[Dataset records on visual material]
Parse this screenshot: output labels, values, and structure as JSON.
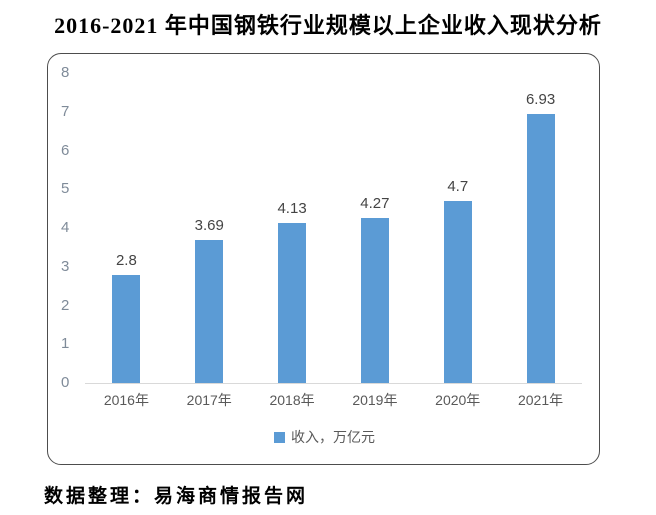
{
  "page": {
    "title": "2016-2021 年中国钢铁行业规模以上企业收入现状分析",
    "source": "数据整理：易海商情报告网"
  },
  "chart_data": {
    "type": "bar",
    "title": "2016-2021 年中国钢铁行业规模以上企业收入现状分析",
    "categories": [
      "2016年",
      "2017年",
      "2018年",
      "2019年",
      "2020年",
      "2021年"
    ],
    "values": [
      2.8,
      3.69,
      4.13,
      4.27,
      4.7,
      6.93
    ],
    "value_labels": [
      "2.8",
      "3.69",
      "4.13",
      "4.27",
      "4.7",
      "6.93"
    ],
    "legend": "收入，万亿元",
    "legend_position": "bottom",
    "xlabel": "",
    "ylabel": "",
    "ylim": [
      0,
      8
    ],
    "yticks": [
      0,
      1,
      2,
      3,
      4,
      5,
      6,
      7,
      8
    ],
    "grid": false,
    "colors": {
      "bar": "#5B9BD5",
      "value_label": "#444444",
      "y_axis_label": "#7f8b99",
      "x_axis_label": "#595959",
      "baseline": "#d9d9d9",
      "frame_border": "#4d4d4d"
    }
  }
}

THE EXERCISE: Copy each line in full and exactly, omitting any picture.

TASK OUTPUT:
Parse this screenshot: output labels, values, and structure as JSON.
{
  "page": {
    "title": "2016-2021 年中国钢铁行业规模以上企业收入现状分析",
    "source": "数据整理：易海商情报告网"
  },
  "chart_data": {
    "type": "bar",
    "title": "2016-2021 年中国钢铁行业规模以上企业收入现状分析",
    "categories": [
      "2016年",
      "2017年",
      "2018年",
      "2019年",
      "2020年",
      "2021年"
    ],
    "values": [
      2.8,
      3.69,
      4.13,
      4.27,
      4.7,
      6.93
    ],
    "value_labels": [
      "2.8",
      "3.69",
      "4.13",
      "4.27",
      "4.7",
      "6.93"
    ],
    "legend": "收入，万亿元",
    "legend_position": "bottom",
    "xlabel": "",
    "ylabel": "",
    "ylim": [
      0,
      8
    ],
    "yticks": [
      0,
      1,
      2,
      3,
      4,
      5,
      6,
      7,
      8
    ],
    "grid": false,
    "colors": {
      "bar": "#5B9BD5",
      "value_label": "#444444",
      "y_axis_label": "#7f8b99",
      "x_axis_label": "#595959",
      "baseline": "#d9d9d9",
      "frame_border": "#4d4d4d"
    }
  }
}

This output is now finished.